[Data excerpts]
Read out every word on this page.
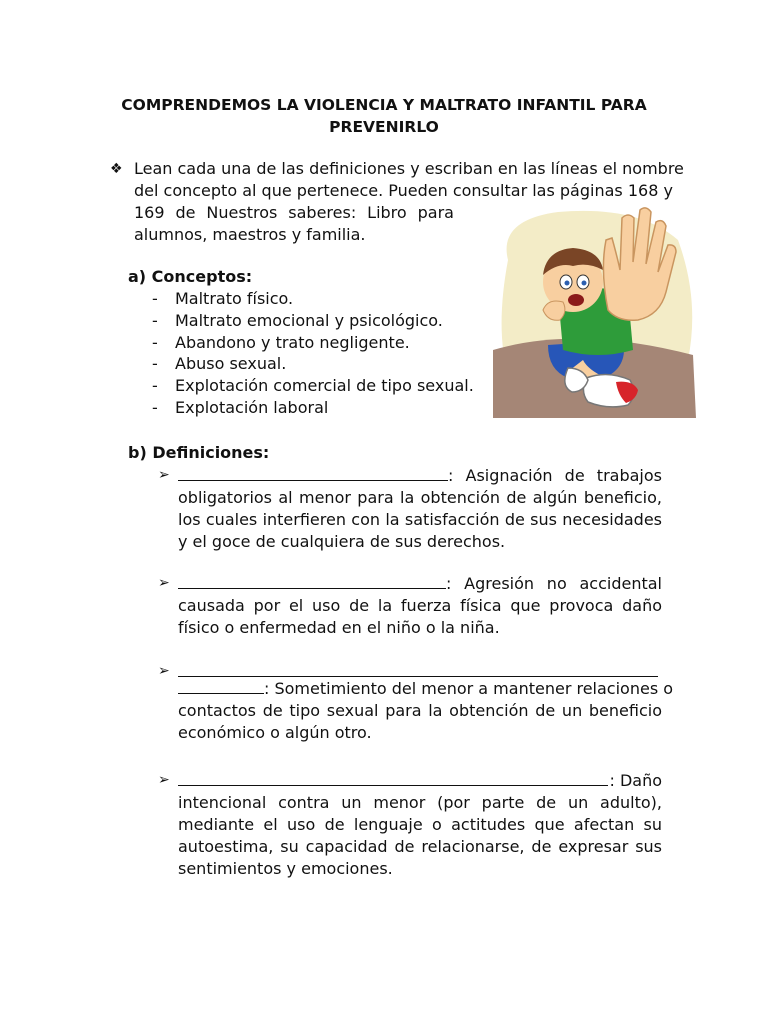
COMPRENDEMOS LA VIOLENCIA Y MALTRATO INFANTIL PARA
PREVENIRLO
❖ Lean cada una de las definiciones y escriban en las líneas el nombre
del concepto al que pertenece. Pueden consultar las páginas 168 y
169 de Nuestros saberes: Libro para
alumnos, maestros y familia.
a) Conceptos:
- Maltrato físico.
- Maltrato emocional y psicológico.
- Abandono y trato negligente.
- Abuso sexual.
- Explotación comercial de tipo sexual.
- Explotación laboral
b) Definiciones:
➢	: Asignación de trabajos
obligatorios al menor para la obtención de algún beneficio, los cuales interfieren con la satisfacción de sus necesidades y el goce de cualquiera de sus derechos.
➢	: Agresión no accidental
causada por el uso de la fuerza física que provoca daño físico o enfermedad en el niño o la niña.
➢
: Sometimiento del menor a mantener relaciones o
contactos de tipo sexual para la obtención de un beneficio económico o algún otro.
➢	: Daño
intencional contra un menor (por parte de un adulto), mediante el uso de lenguaje o actitudes que afectan su autoestima, su capacidad de relacionarse, de expresar sus sentimientos y emociones.
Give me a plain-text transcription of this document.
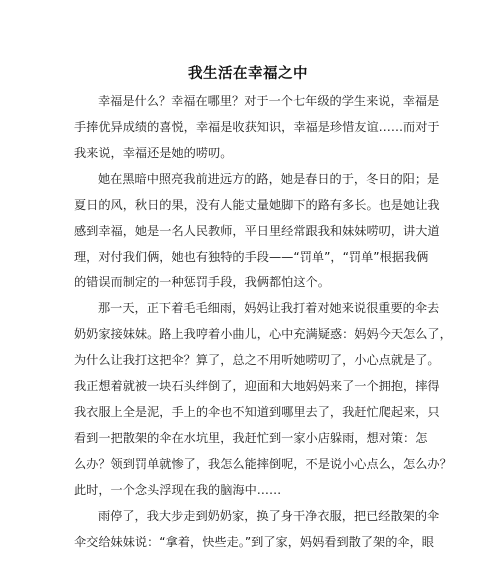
我生活在幸福之中
幸福是什么？幸福在哪里？对于一个七年级的学生来说，幸福是
手捧优异成绩的喜悦，幸福是收获知识，幸福是珍惜友谊……而对于
我来说，幸福还是她的唠叨。
她在黑暗中照亮我前进远方的路，她是春日的于，冬日的阳；是
夏日的风，秋日的果，没有人能丈量她脚下的路有多长。也是她让我
感到幸福，她是一名人民教师，平日里经常跟我和妹妹唠叨，讲大道
理，对付我们俩，她也有独特的手段——“罚单”，“罚单”根据我俩
的错误而制定的一种惩罚手段，我俩都怕这个。
那一天，正下着毛毛细雨，妈妈让我打着对她来说很重要的伞去
奶奶家接妹妹。路上我哼着小曲儿，心中充满疑惑：妈妈今天怎么了，
为什么让我打这把伞？算了，总之不用听她唠叨了，小心点就是了。
我正想着就被一块石头绊倒了，迎面和大地妈妈来了一个拥抱，摔得
我衣服上全是泥，手上的伞也不知道到哪里去了，我赶忙爬起来，只
看到一把散架的伞在水坑里，我赶忙到一家小店躲雨，想对策：怎
么办？领到罚单就惨了，我怎么能摔倒呢，不是说小心点么，怎么办？
此时，一个念头浮现在我的脑海中……
雨停了，我大步走到奶奶家，换了身干净衣服，把已经散架的伞
伞交给妹妹说：“拿着，快些走。”到了家，妈妈看到散了架的伞，眼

▸ **Prompt**: The material above holds pictures; copy everything else in it exactly.

▸ **Answer**:
Read out every word on this page.
COMPRENDEMOS LA VIOLENCIA Y MALTRATO INFANTIL PARA
PREVENIRLO
❖ Lean cada una de las definiciones y escriban en las líneas el nombre
del concepto al que pertenece. Pueden consultar las páginas 168 y
169 de Nuestros saberes: Libro para
alumnos, maestros y familia.
a) Conceptos:
- Maltrato físico.
- Maltrato emocional y psicológico.
- Abandono y trato negligente.
- Abuso sexual.
- Explotación comercial de tipo sexual.
- Explotación laboral
b) Definiciones:
➢	: Asignación de trabajos
obligatorios al menor para la obtención de algún beneficio, los cuales interfieren con la satisfacción de sus necesidades y el goce de cualquiera de sus derechos.
➢	: Agresión no accidental
causada por el uso de la fuerza física que provoca daño físico o enfermedad en el niño o la niña.
➢
: Sometimiento del menor a mantener relaciones o
contactos de tipo sexual para la obtención de un beneficio económico o algún otro.
➢	: Daño
intencional contra un menor (por parte de un adulto), mediante el uso de lenguaje o actitudes que afectan su autoestima, su capacidad de relacionarse, de expresar sus sentimientos y emociones.
Give me a plain-text transcription of this document.
我生活在幸福之中
幸福是什么？幸福在哪里？对于一个七年级的学生来说，幸福是
手捧优异成绩的喜悦，幸福是收获知识，幸福是珍惜友谊……而对于
我来说，幸福还是她的唠叨。
她在黑暗中照亮我前进远方的路，她是春日的于，冬日的阳；是
夏日的风，秋日的果，没有人能丈量她脚下的路有多长。也是她让我
感到幸福，她是一名人民教师，平日里经常跟我和妹妹唠叨，讲大道
理，对付我们俩，她也有独特的手段——“罚单”，“罚单”根据我俩
的错误而制定的一种惩罚手段，我俩都怕这个。
那一天，正下着毛毛细雨，妈妈让我打着对她来说很重要的伞去
奶奶家接妹妹。路上我哼着小曲儿，心中充满疑惑：妈妈今天怎么了，
为什么让我打这把伞？算了，总之不用听她唠叨了，小心点就是了。
我正想着就被一块石头绊倒了，迎面和大地妈妈来了一个拥抱，摔得
我衣服上全是泥，手上的伞也不知道到哪里去了，我赶忙爬起来，只
看到一把散架的伞在水坑里，我赶忙到一家小店躲雨，想对策：怎
么办？领到罚单就惨了，我怎么能摔倒呢，不是说小心点么，怎么办？
此时，一个念头浮现在我的脑海中……
雨停了，我大步走到奶奶家，换了身干净衣服，把已经散架的伞
伞交给妹妹说：“拿着，快些走。”到了家，妈妈看到散了架的伞，眼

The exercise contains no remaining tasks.